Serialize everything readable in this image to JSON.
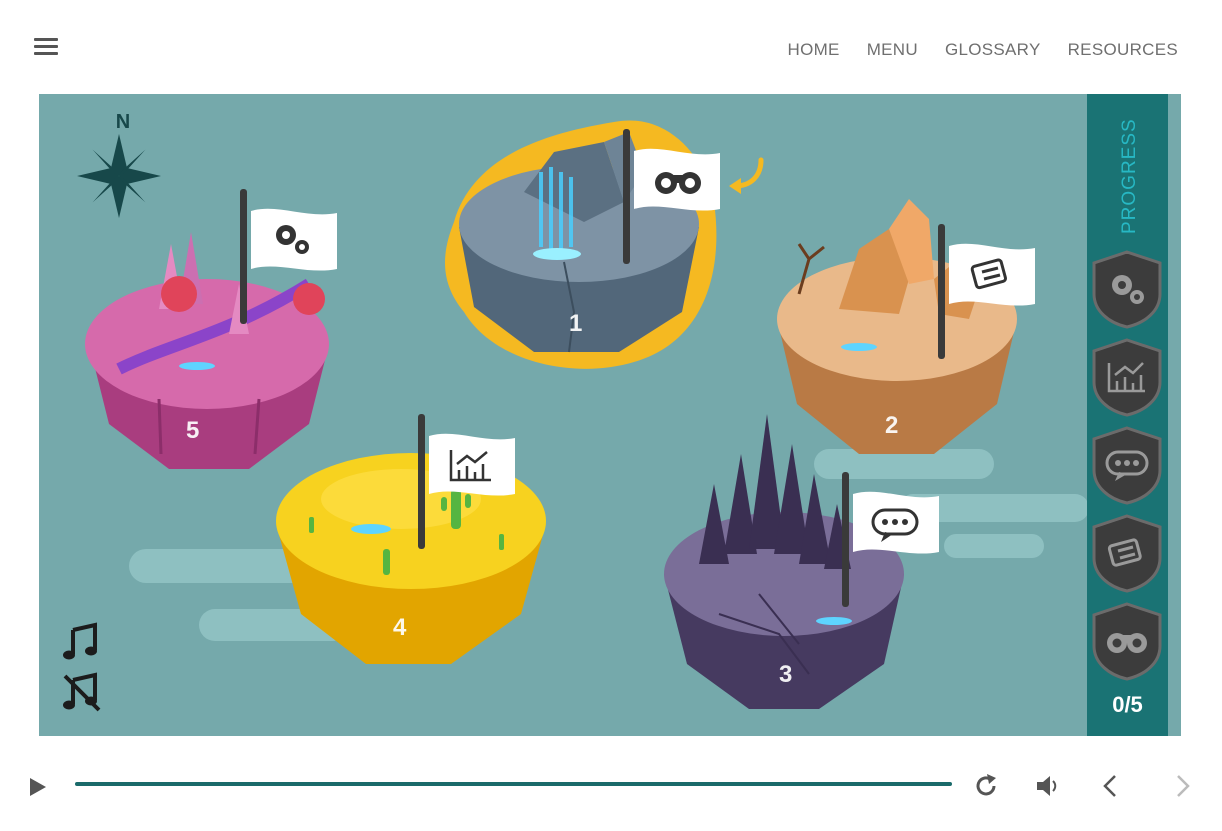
{
  "nav": {
    "items": [
      "HOME",
      "MENU",
      "GLOSSARY",
      "RESOURCES"
    ]
  },
  "compass": {
    "label": "N"
  },
  "islands": [
    {
      "number": "1",
      "icon": "binoculars-icon",
      "color": "#5f7688",
      "highlighted": true
    },
    {
      "number": "2",
      "icon": "scroll-icon",
      "color": "#d99a5c"
    },
    {
      "number": "3",
      "icon": "speech-bubble-icon",
      "color": "#5d4f7a"
    },
    {
      "number": "4",
      "icon": "chart-icon",
      "color": "#f2c21a"
    },
    {
      "number": "5",
      "icon": "gears-icon",
      "color": "#c85a9b"
    }
  ],
  "progress": {
    "title": "PROGRESS",
    "count": "0/5",
    "badges": [
      "gears-icon",
      "chart-icon",
      "speech-bubble-icon",
      "scroll-icon",
      "binoculars-icon"
    ]
  },
  "colors": {
    "stage_bg": "#75a9ab",
    "panel_bg": "#1a7374",
    "accent": "#f5b921",
    "progress_title": "#27b8c4"
  }
}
◇ ◇ ◇ ◇
* **WHAT IS ASKED**: Go through the listing above and write it out again exactly, dropping the pictures.

* **RESULT OF THE TASK**:
Serialize everything readable in this image to JSON.
{
  "nav": {
    "items": [
      "HOME",
      "MENU",
      "GLOSSARY",
      "RESOURCES"
    ]
  },
  "compass": {
    "label": "N"
  },
  "islands": [
    {
      "number": "1",
      "icon": "binoculars-icon",
      "color": "#5f7688",
      "highlighted": true
    },
    {
      "number": "2",
      "icon": "scroll-icon",
      "color": "#d99a5c"
    },
    {
      "number": "3",
      "icon": "speech-bubble-icon",
      "color": "#5d4f7a"
    },
    {
      "number": "4",
      "icon": "chart-icon",
      "color": "#f2c21a"
    },
    {
      "number": "5",
      "icon": "gears-icon",
      "color": "#c85a9b"
    }
  ],
  "progress": {
    "title": "PROGRESS",
    "count": "0/5",
    "badges": [
      "gears-icon",
      "chart-icon",
      "speech-bubble-icon",
      "scroll-icon",
      "binoculars-icon"
    ]
  },
  "colors": {
    "stage_bg": "#75a9ab",
    "panel_bg": "#1a7374",
    "accent": "#f5b921",
    "progress_title": "#27b8c4"
  }
}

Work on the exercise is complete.